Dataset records
+--

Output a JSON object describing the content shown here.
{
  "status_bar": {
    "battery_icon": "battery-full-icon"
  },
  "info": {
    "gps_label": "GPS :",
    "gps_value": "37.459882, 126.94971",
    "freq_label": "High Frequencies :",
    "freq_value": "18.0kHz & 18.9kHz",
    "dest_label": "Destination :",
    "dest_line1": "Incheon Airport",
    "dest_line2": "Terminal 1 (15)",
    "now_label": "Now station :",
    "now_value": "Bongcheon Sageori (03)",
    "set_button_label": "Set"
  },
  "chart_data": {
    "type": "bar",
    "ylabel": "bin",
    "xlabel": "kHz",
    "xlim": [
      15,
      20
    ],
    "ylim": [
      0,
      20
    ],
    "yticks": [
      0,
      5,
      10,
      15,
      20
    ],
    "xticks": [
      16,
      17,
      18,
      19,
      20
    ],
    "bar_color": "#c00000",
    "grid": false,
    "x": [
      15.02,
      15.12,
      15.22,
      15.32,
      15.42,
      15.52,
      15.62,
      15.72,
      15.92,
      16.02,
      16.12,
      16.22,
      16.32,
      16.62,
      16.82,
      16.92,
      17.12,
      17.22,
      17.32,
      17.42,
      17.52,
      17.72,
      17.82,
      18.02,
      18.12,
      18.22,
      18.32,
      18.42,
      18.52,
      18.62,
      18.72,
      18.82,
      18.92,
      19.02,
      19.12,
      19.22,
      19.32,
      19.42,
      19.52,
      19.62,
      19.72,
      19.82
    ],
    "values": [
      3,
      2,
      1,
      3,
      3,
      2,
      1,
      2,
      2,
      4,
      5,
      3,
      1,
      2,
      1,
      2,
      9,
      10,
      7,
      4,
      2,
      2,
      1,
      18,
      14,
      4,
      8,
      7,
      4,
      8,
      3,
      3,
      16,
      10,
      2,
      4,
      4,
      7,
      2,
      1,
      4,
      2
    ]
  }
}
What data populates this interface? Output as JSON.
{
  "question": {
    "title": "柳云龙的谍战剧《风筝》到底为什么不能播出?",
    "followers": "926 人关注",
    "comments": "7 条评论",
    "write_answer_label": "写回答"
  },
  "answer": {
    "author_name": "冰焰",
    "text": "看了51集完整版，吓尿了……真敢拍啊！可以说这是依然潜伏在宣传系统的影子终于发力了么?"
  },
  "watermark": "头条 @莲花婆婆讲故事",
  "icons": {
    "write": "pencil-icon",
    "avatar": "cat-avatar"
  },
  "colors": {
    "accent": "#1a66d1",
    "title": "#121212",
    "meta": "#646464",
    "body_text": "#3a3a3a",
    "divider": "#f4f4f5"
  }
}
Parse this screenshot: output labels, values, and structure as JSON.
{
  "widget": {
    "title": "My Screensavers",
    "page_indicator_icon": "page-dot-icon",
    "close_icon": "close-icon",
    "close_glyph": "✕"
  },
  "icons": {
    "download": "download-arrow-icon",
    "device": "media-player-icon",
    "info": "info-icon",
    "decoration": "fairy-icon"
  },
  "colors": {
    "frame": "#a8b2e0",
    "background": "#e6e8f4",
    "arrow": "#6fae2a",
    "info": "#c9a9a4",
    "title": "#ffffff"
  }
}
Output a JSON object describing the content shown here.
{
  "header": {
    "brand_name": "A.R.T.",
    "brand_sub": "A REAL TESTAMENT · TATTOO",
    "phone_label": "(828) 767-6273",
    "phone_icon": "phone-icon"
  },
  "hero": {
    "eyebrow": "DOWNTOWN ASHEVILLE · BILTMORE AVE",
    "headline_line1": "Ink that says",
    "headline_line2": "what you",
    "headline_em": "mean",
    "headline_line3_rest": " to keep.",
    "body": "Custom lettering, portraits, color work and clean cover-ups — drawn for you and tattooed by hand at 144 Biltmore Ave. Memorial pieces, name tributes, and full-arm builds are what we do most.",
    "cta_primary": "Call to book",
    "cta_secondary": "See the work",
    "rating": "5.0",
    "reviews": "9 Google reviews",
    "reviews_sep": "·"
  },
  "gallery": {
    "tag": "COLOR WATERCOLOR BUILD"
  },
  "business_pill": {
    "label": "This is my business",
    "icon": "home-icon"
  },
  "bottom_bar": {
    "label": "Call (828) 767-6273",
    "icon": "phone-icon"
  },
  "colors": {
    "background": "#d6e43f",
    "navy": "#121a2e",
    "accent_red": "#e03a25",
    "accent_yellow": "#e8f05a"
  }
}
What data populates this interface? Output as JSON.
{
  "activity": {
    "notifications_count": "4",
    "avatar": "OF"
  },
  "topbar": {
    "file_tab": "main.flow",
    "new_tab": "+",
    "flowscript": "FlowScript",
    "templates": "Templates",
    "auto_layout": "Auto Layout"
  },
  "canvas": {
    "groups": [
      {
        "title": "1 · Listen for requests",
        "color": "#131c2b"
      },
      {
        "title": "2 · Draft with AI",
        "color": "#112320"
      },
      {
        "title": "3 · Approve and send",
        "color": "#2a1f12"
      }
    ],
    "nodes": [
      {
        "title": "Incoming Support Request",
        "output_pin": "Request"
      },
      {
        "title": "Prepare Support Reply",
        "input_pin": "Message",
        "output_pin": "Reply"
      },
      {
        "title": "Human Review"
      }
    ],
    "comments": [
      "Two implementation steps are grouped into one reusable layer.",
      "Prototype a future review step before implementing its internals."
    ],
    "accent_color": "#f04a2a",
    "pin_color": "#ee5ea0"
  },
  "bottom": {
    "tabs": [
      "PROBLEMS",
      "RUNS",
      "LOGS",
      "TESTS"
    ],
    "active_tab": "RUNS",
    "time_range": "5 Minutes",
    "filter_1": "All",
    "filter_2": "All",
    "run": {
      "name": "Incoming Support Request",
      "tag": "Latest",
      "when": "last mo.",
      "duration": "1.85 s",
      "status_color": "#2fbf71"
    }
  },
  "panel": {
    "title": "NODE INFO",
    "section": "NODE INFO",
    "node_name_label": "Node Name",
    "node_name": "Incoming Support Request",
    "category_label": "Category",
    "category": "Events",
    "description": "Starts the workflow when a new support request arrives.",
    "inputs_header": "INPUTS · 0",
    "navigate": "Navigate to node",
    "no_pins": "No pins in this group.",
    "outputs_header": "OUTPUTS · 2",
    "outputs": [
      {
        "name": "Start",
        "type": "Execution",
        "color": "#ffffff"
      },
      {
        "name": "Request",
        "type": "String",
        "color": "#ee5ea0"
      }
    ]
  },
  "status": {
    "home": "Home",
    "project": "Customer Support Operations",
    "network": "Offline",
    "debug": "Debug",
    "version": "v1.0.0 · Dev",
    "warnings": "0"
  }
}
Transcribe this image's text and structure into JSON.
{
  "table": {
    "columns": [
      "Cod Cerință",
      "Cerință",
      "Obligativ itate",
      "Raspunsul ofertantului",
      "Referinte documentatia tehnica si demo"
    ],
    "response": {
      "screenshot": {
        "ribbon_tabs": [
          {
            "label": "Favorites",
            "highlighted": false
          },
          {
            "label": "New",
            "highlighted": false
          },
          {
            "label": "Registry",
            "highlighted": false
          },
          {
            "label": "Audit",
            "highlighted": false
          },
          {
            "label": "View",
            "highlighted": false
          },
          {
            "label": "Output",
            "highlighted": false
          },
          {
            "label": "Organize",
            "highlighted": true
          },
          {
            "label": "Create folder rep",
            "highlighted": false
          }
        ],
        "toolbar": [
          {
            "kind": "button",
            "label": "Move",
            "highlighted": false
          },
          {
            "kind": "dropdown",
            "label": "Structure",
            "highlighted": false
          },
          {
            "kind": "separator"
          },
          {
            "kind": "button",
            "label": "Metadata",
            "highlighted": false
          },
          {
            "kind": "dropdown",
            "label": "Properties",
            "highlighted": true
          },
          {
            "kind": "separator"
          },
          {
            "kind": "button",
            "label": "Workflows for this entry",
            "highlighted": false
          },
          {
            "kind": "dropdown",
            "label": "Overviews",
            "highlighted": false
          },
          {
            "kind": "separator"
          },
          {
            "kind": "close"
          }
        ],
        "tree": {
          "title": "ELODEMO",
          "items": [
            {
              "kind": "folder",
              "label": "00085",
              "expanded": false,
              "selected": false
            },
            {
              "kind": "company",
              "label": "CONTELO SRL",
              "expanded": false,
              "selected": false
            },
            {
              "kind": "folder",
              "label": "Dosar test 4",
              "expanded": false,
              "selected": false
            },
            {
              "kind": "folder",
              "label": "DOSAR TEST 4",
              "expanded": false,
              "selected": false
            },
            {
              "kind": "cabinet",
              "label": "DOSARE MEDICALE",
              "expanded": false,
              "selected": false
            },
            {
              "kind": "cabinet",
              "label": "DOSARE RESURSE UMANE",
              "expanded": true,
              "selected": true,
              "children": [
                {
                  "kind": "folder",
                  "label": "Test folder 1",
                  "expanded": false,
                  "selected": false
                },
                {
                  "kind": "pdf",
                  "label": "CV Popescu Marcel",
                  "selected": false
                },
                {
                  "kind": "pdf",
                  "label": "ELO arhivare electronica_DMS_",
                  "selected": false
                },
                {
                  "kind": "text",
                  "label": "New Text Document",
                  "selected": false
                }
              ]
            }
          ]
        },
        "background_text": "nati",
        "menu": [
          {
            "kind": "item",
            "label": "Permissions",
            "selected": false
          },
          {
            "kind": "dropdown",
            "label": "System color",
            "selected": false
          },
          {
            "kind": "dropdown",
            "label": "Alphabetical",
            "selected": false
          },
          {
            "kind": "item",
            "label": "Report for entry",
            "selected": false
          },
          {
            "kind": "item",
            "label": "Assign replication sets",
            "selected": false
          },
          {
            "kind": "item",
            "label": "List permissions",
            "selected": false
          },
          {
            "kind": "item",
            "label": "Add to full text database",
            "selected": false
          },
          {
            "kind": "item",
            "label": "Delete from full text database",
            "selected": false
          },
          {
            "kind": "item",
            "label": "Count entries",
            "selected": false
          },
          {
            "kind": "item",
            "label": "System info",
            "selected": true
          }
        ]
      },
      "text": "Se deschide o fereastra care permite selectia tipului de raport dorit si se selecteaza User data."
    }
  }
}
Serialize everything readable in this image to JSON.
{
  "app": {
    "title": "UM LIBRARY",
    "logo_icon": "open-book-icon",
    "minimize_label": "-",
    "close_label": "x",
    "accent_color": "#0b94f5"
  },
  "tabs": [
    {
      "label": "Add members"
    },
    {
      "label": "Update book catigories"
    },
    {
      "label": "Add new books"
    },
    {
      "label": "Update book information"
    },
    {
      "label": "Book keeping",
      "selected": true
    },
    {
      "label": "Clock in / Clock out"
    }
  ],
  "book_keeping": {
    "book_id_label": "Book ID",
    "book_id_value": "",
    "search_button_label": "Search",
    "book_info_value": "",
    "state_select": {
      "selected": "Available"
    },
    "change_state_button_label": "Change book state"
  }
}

+--

→ **Instructions for the task**
Scan the records above and report how many lines include the word "System", without any other text.

→ **Response for this exercise**
2